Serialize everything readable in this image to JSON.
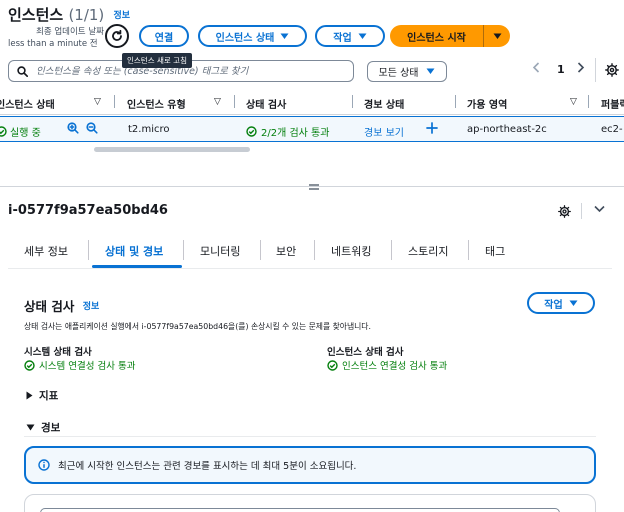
{
  "header": {
    "title": "인스턴스",
    "count": "(1/1)",
    "info_label": "정보",
    "last_updated_label": "최종 업데이트 날짜",
    "last_updated_value": "less than a minute 전",
    "refresh_tooltip": "인스턴스 새로 고침",
    "connect_label": "연결",
    "instance_state_label": "인스턴스 상태",
    "actions_label": "작업",
    "launch_label": "인스턴스 시작"
  },
  "search": {
    "placeholder": "인스턴스을 속성 또는 (case-sensitive) 태그로 찾기",
    "state_filter": "모든 상태"
  },
  "pagination": {
    "current_page": "1"
  },
  "table": {
    "headers": {
      "state": "인스턴스 상태",
      "type": "인스턴스 유형",
      "status_check": "상태 검사",
      "alarm_status": "경보 상태",
      "az": "가용 영역",
      "public_dns": "퍼블릭"
    },
    "rows": [
      {
        "state": "실행 중",
        "type": "t2.micro",
        "status_check": "2/2개 검사 통과",
        "alarm": "경보 보기",
        "az": "ap-northeast-2c",
        "public_dns": "ec2-"
      }
    ]
  },
  "details": {
    "instance_id": "i-0577f9a57ea50bd46",
    "tabs": [
      "세부 정보",
      "상태 및 경보",
      "모니터링",
      "보안",
      "네트워킹",
      "스토리지",
      "태그"
    ],
    "active_tab": 1,
    "status_checks": {
      "title": "상태 검사",
      "info_label": "정보",
      "actions_label": "작업",
      "description": "상태 검사는 애플리케이션 실행에서 i-0577f9a57ea50bd46을(를) 손상시킬 수 있는 문제를 찾아냅니다.",
      "system_label": "시스템 상태 검사",
      "system_value": "시스템 연결성 검사 통과",
      "instance_label": "인스턴스 상태 검사",
      "instance_value": "인스턴스 연결성 검사 통과"
    },
    "metrics_label": "지표",
    "alarms_label": "경보",
    "alarm_info": "최근에 시작한 인스턴스는 관련 경보를 표시하는 데 최대 5분이 소요됩니다."
  },
  "colors": {
    "accent": "#0972d3",
    "primary_button": "#ff9900",
    "success": "#037f0c"
  },
  "icons": [
    "refresh-icon",
    "search-icon",
    "settings-gear-icon",
    "chevron-down-icon",
    "check-circle-icon",
    "zoom-in-icon",
    "zoom-out-icon",
    "info-circle-icon",
    "plus-icon"
  ]
}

______________________________

**What is expected**
Reproduce each line exactly, please, except for any pictures.

**Response to this task**
Serialize everything readable in this image to JSON.
{
  "header": {
    "title": "인스턴스",
    "count": "(1/1)",
    "info_label": "정보",
    "last_updated_label": "최종 업데이트 날짜",
    "last_updated_value": "less than a minute 전",
    "refresh_tooltip": "인스턴스 새로 고침",
    "connect_label": "연결",
    "instance_state_label": "인스턴스 상태",
    "actions_label": "작업",
    "launch_label": "인스턴스 시작"
  },
  "search": {
    "placeholder": "인스턴스을 속성 또는 (case-sensitive) 태그로 찾기",
    "state_filter": "모든 상태"
  },
  "pagination": {
    "current_page": "1"
  },
  "table": {
    "headers": {
      "state": "인스턴스 상태",
      "type": "인스턴스 유형",
      "status_check": "상태 검사",
      "alarm_status": "경보 상태",
      "az": "가용 영역",
      "public_dns": "퍼블릭"
    },
    "rows": [
      {
        "state": "실행 중",
        "type": "t2.micro",
        "status_check": "2/2개 검사 통과",
        "alarm": "경보 보기",
        "az": "ap-northeast-2c",
        "public_dns": "ec2-"
      }
    ]
  },
  "details": {
    "instance_id": "i-0577f9a57ea50bd46",
    "tabs": [
      "세부 정보",
      "상태 및 경보",
      "모니터링",
      "보안",
      "네트워킹",
      "스토리지",
      "태그"
    ],
    "active_tab": 1,
    "status_checks": {
      "title": "상태 검사",
      "info_label": "정보",
      "actions_label": "작업",
      "description": "상태 검사는 애플리케이션 실행에서 i-0577f9a57ea50bd46을(를) 손상시킬 수 있는 문제를 찾아냅니다.",
      "system_label": "시스템 상태 검사",
      "system_value": "시스템 연결성 검사 통과",
      "instance_label": "인스턴스 상태 검사",
      "instance_value": "인스턴스 연결성 검사 통과"
    },
    "metrics_label": "지표",
    "alarms_label": "경보",
    "alarm_info": "최근에 시작한 인스턴스는 관련 경보를 표시하는 데 최대 5분이 소요됩니다."
  },
  "colors": {
    "accent": "#0972d3",
    "primary_button": "#ff9900",
    "success": "#037f0c"
  },
  "icons": [
    "refresh-icon",
    "search-icon",
    "settings-gear-icon",
    "chevron-down-icon",
    "check-circle-icon",
    "zoom-in-icon",
    "zoom-out-icon",
    "info-circle-icon",
    "plus-icon"
  ]
}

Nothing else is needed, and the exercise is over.